WHAT TO DO =
Output every line of the material below as a JSON list of strings, one string per line, skipping blank lines and leaving out the pictures.

(Layout annotation records)
• • • • • • •
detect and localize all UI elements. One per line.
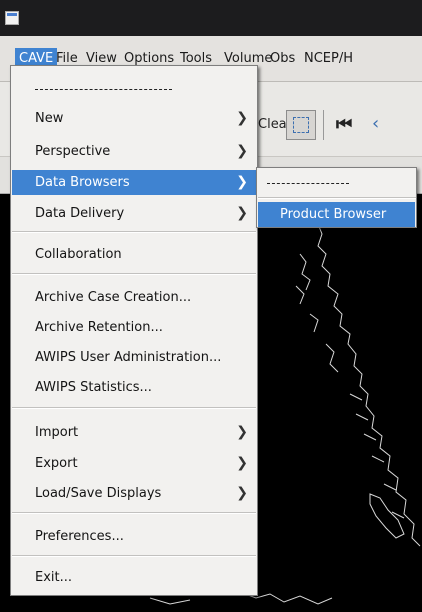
submenu-tearoff[interactable] <box>267 183 349 184</box>
menu-item-awips-user-administration[interactable]: AWIPS User Administration... <box>12 345 256 370</box>
chevron-right-icon: ❯ <box>236 143 248 159</box>
window-title-bar <box>0 0 422 36</box>
menu-item-exit[interactable]: Exit... <box>12 565 256 590</box>
menu-separator <box>258 197 416 199</box>
menu-item-archive-retention[interactable]: Archive Retention... <box>12 315 256 340</box>
islands-north <box>295 253 339 373</box>
chevron-right-icon: ❯ <box>236 485 248 501</box>
chevron-right-icon: ❯ <box>236 174 248 190</box>
menu-tearoff[interactable] <box>35 89 172 90</box>
inlet-lines <box>349 393 405 519</box>
menu-item-data-browsers[interactable]: Data Browsers ❯ <box>12 170 256 195</box>
chevron-right-icon: ❯ <box>236 110 248 126</box>
menu-separator <box>12 407 256 409</box>
menu-item-data-delivery[interactable]: Data Delivery ❯ <box>12 201 256 226</box>
menu-item-product-browser[interactable]: Product Browser <box>258 202 415 227</box>
menu-item-new[interactable]: New ❯ <box>12 106 256 131</box>
data-browsers-submenu: Product Browser <box>256 167 417 228</box>
menu-item-preferences[interactable]: Preferences... <box>12 524 256 549</box>
menu-separator <box>12 273 256 275</box>
window-menu-icon[interactable] <box>5 11 19 25</box>
menu-item-import[interactable]: Import ❯ <box>12 420 256 445</box>
menu-item-archive-case-creation[interactable]: Archive Case Creation... <box>12 285 256 310</box>
menu-item-export[interactable]: Export ❯ <box>12 451 256 476</box>
toolbar-separator <box>323 110 324 140</box>
previous-frame-icon[interactable]: ‹ <box>372 112 379 136</box>
fit-to-screen-button[interactable] <box>286 110 316 140</box>
menu-item-awips-statistics[interactable]: AWIPS Statistics... <box>12 375 256 400</box>
menu-separator <box>12 512 256 514</box>
menu-obs[interactable]: Obs <box>266 48 299 70</box>
menu-separator <box>12 231 256 233</box>
chevron-right-icon: ❯ <box>236 205 248 221</box>
cave-menu: New ❯ Perspective ❯ Data Browsers ❯ Data De… <box>10 65 258 596</box>
fit-screen-icon <box>293 117 309 133</box>
first-frame-icon[interactable]: ⏮ <box>336 113 352 137</box>
menu-ncep[interactable]: NCEP/H <box>300 48 357 70</box>
chevron-right-icon: ❯ <box>236 424 248 440</box>
menu-item-collaboration[interactable]: Collaboration <box>12 242 256 267</box>
menu-separator <box>12 555 256 557</box>
chevron-right-icon: ❯ <box>236 455 248 471</box>
menu-item-load-save-displays[interactable]: Load/Save Displays ❯ <box>12 481 256 506</box>
menu-item-perspective[interactable]: Perspective ❯ <box>12 139 256 164</box>
coastline-north <box>317 223 421 547</box>
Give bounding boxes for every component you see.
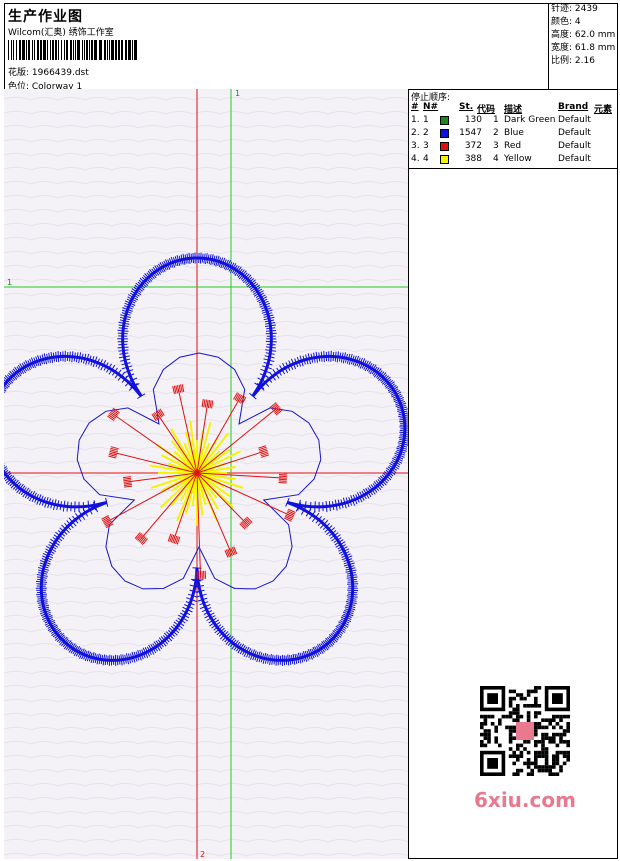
axis-label-left: 1 — [7, 278, 12, 287]
row-stitches: 388 — [464, 154, 482, 164]
row-description: Blue — [504, 128, 524, 138]
design-height: 高度: 62.0 mm — [551, 30, 616, 40]
header: 生产作业图 Wilcom(汇奥) 绣饰工作室 花版: 1966439.dst 色… — [4, 3, 548, 92]
row-number: 1 — [423, 115, 429, 125]
flower-petals — [4, 252, 408, 666]
stitch-count: 针迹: 2439 — [551, 4, 598, 14]
row-description: Red — [504, 141, 522, 151]
row-brand: Default — [558, 141, 591, 151]
col-header-index: # — [411, 102, 419, 112]
color-swatch — [440, 155, 449, 164]
color-count: 颜色: 4 — [551, 17, 581, 27]
axis-label-bottom: 2 — [200, 850, 205, 859]
row-number: 3 — [423, 141, 429, 151]
row-code: 1 — [493, 115, 499, 125]
stats-panel: 针迹: 2439 颜色: 4 高度: 62.0 mm 宽度: 61.8 mm 比… — [548, 3, 618, 89]
row-code: 2 — [493, 128, 499, 138]
row-stitches: 130 — [464, 115, 482, 125]
row-brand: Default — [558, 128, 591, 138]
row-index: 1. — [411, 115, 420, 125]
row-code: 3 — [493, 141, 499, 151]
col-header-code: 代码 — [477, 105, 496, 115]
row-code: 4 — [493, 154, 499, 164]
embroidery-preview: 1 1 2 — [4, 89, 408, 859]
row-number: 4 — [423, 154, 429, 164]
watermark-logo: 6xiu.com — [474, 788, 576, 812]
row-index: 3. — [411, 141, 420, 151]
col-header-element: 元素 — [594, 105, 613, 115]
design-width: 宽度: 61.8 mm — [551, 43, 616, 53]
design-ratio: 比例: 2.16 — [551, 56, 595, 66]
barcode — [8, 40, 137, 60]
col-header-brand: Brand — [558, 102, 589, 112]
row-stitches: 372 — [464, 141, 482, 151]
row-description: Yellow — [504, 154, 532, 164]
col-header-stitches: St. — [459, 102, 474, 112]
row-brand: Default — [558, 154, 591, 164]
color-swatch — [440, 142, 449, 151]
stop-sequence-table: 停止顺序: # N# St. 代码 描述 Brand 元素 1. 1 130 1 Dar… — [409, 89, 618, 169]
row-index: 4. — [411, 154, 420, 164]
row-index: 2. — [411, 128, 420, 138]
col-header-number: N# — [423, 102, 439, 112]
row-stitches: 1547 — [459, 128, 482, 138]
row-brand: Default — [558, 115, 591, 125]
color-swatch — [440, 116, 449, 125]
row-number: 2 — [423, 128, 429, 138]
studio-subtitle: Wilcom(汇奥) 绣饰工作室 — [8, 28, 114, 38]
row-description: Dark Green — [504, 115, 556, 125]
page-title: 生产作业图 — [8, 9, 83, 25]
color-swatch — [440, 129, 449, 138]
qr-code — [470, 682, 582, 782]
design-canvas[interactable]: 1 1 2 — [4, 89, 409, 859]
design-file-label: 花版: 1966439.dst — [8, 68, 89, 78]
col-header-description: 描述 — [504, 105, 523, 115]
axis-label-top: 1 — [235, 89, 240, 98]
• • • • • • •
RESPONSE TO THIS TASK =
[
  "detect and localize all UI elements. One per line.",
  "submenu-tearoff[interactable] <box>267 183 349 184</box>",
  "menu-item-awips-user-administration[interactable]: AWIPS User Administration... <box>12 345 256 370</box>",
  "chevron-right-icon: ❯ <box>236 143 248 159</box>",
  "window-title-bar <box>0 0 422 36</box>",
  "menu-item-exit[interactable]: Exit... <box>12 565 256 590</box>",
  "menu-separator <box>258 197 416 199</box>",
  "menu-item-archive-retention[interactable]: Archive Retention... <box>12 315 256 340</box>",
  "islands-north <box>295 253 339 373</box>",
  "chevron-right-icon: ❯ <box>236 485 248 501</box>",
  "chevron-right-icon: ❯ <box>236 174 248 190</box>",
  "menu-tearoff[interactable] <box>35 89 172 90</box>",
  "inlet-lines <box>349 393 405 519</box>",
  "menu-item-data-browsers[interactable]: Data Browsers ❯ <box>12 170 256 195</box>",
  "chevron-right-icon: ❯ <box>236 110 248 126</box>",
  "menu-separator <box>12 407 256 409</box>",
  "menu-item-data-delivery[interactable]: Data Delivery ❯ <box>12 201 256 226</box>",
  "menu-item-product-browser[interactable]: Product Browser <box>258 202 415 227</box>",
  "menu-item-new[interactable]: New ❯ <box>12 106 256 131</box>",
  "data-browsers-submenu: Product Browser <box>256 167 417 228</box>",
  "menu-item-preferences[interactable]: Preferences... <box>12 524 256 549</box>",
  "menu-separator <box>12 273 256 275</box>",
  "window-menu-icon[interactable] <box>5 11 19 25</box>",
  "menu-item-import[interactable]: Import ❯ <box>12 420 256 445</box>",
  "menu-item-archive-case-creation[interactable]: Archive Case Creation... <box>12 285 256 310</box>",
  "menu-item-export[interactable]: Export ❯ <box>12 451 256 476</box>",
  "toolbar-separator <box>323 110 324 140</box>",
  "previous-frame-icon[interactable]: ‹ <box>372 112 379 136</box>",
  "fit-to-screen-button[interactable] <box>286 110 316 140</box>",
  "menu-item-awips-statistics[interactable]: AWIPS Statistics... <box>12 375 256 400</box>",
  "menu-separator <box>12 512 256 514</box>",
  "menu-obs[interactable]: Obs <box>266 48 299 70</box>",
  "menu-separator <box>12 231 256 233</box>",
  "chevron-right-icon: ❯ <box>236 205 248 221</box>",
  "cave-menu: New ❯ Perspective ❯ Data Browsers ❯ Data De… <box>10 65 258 596</box>",
  "fit-screen-icon <box>293 117 309 133</box>",
  "first-frame-icon[interactable]: ⏮ <box>336 113 352 137</box>",
  "menu-ncep[interactable]: NCEP/H <box>300 48 357 70</box>",
  "chevron-right-icon: ❯ <box>236 424 248 440</box>",
  "menu-item-collaboration[interactable]: Collaboration <box>12 242 256 267</box>",
  "menu-separator <box>12 555 256 557</box>",
  "chevron-right-icon: ❯ <box>236 455 248 471</box>",
  "menu-item-load-save-displays[interactable]: Load/Save Displays ❯ <box>12 481 256 506</box>",
  "menu-item-perspective[interactable]: Perspective ❯ <box>12 139 256 164</box>",
  "coastline-north <box>317 223 421 547</box>",
  "Give bounding boxes for every component you see.",
  "axis-label-left: 1 — [7, 278, 12, 287]",
  "row-stitches: 388 — [464, 154, 482, 164]",
  "row-description: Blue — [504, 128, 524, 138]",
  "design-height: 高度: 62.0 mm — [551, 30, 616, 40]",
  "header: 生产作业图 Wilcom(汇奥) 绣饰工作室 花版: 1966439.dst 色… — [4, 3, 548, 92]",
  "row-number: 1 — [423, 115, 429, 125]",
  "flower-petals — [4, 252, 408, 666]",
  "stitch-count: 针迹: 2439 — [551, 4, 598, 14]",
  "row-description: Red — [504, 141, 522, 151]",
  "row-brand: Default — [558, 141, 591, 151]",
  "col-header-index: # — [411, 102, 419, 112]",
  "color-swatch — [440, 155, 449, 164]",
  "color-count: 颜色: 4 — [551, 17, 581, 27]",
  "axis-label-bottom: 2 — [200, 850, 205, 859]",
  "row-number: 3 — [423, 141, 429, 151]",
  "row-code: 1 — [493, 115, 499, 125]",
  "stats-panel: 针迹: 2439 颜色: 4 高度: 62.0 mm 宽度: 61.8 mm 比… — [548, 3, 618, 89]",
  "row-code: 2 — [493, 128, 499, 138]",
  "row-stitches: 130 — [464, 115, 482, 125]",
  "row-brand: Default — [558, 128, 591, 138]",
  "row-index: 1. — [411, 115, 420, 125]",
  "row-code: 3 — [493, 141, 499, 151]",
  "col-header-code: 代码 — [477, 105, 496, 115]",
  "row-code: 4 — [493, 154, 499, 164]",
  "embroidery-preview: 1 1 2 — [4, 89, 408, 859]",
  "row-number: 4 — [423, 154, 429, 164]",
  "watermark-logo: 6xiu.com — [474, 788, 576, 812]",
  "row-index: 3. — [411, 141, 420, 151]",
  "col-header-element: 元素 — [594, 105, 613, 115]",
  "design-width: 宽度: 61.8 mm — [551, 43, 616, 53]",
  "design-ratio: 比例: 2.16 — [551, 56, 595, 66]",
  "barcode — [8, 40, 137, 60]",
  "col-header-brand: Brand — [558, 102, 589, 112]",
  "row-stitches: 372 — [464, 141, 482, 151]",
  "row-description: Yellow — [504, 154, 532, 164]",
  "col-header-stitches: St. — [459, 102, 474, 112]",
  "row-brand: Default — [558, 154, 591, 164]",
  "color-swatch — [440, 142, 449, 151]",
  "stop-sequence-table: 停止顺序: # N# St. 代码 描述 Brand 元素 1. 1 130 1 Dar… — [409, 89, 618, 169]",
  "row-index: 4. — [411, 154, 420, 164]",
  "row-index: 2. — [411, 128, 420, 138]",
  "col-header-number: N# — [423, 102, 439, 112]",
  "row-stitches: 1547 — [459, 128, 482, 138]",
  "row-brand: Default — [558, 115, 591, 125]",
  "color-swatch — [440, 116, 449, 125]",
  "row-number: 2 — [423, 128, 429, 138]",
  "studio-subtitle: Wilcom(汇奥) 绣饰工作室 — [8, 28, 114, 38]",
  "row-description: Dark Green — [504, 115, 556, 125]",
  "page-title: 生产作业图 — [8, 9, 83, 25]",
  "color-swatch — [440, 129, 449, 138]",
  "qr-code — [470, 682, 582, 782]",
  "design-canvas[interactable]: 1 1 2 — [4, 89, 409, 859]",
  "design-file-label: 花版: 1966439.dst — [8, 68, 89, 78]",
  "col-header-description: 描述 — [504, 105, 523, 115]",
  "axis-label-top: 1 — [235, 89, 240, 98]"
]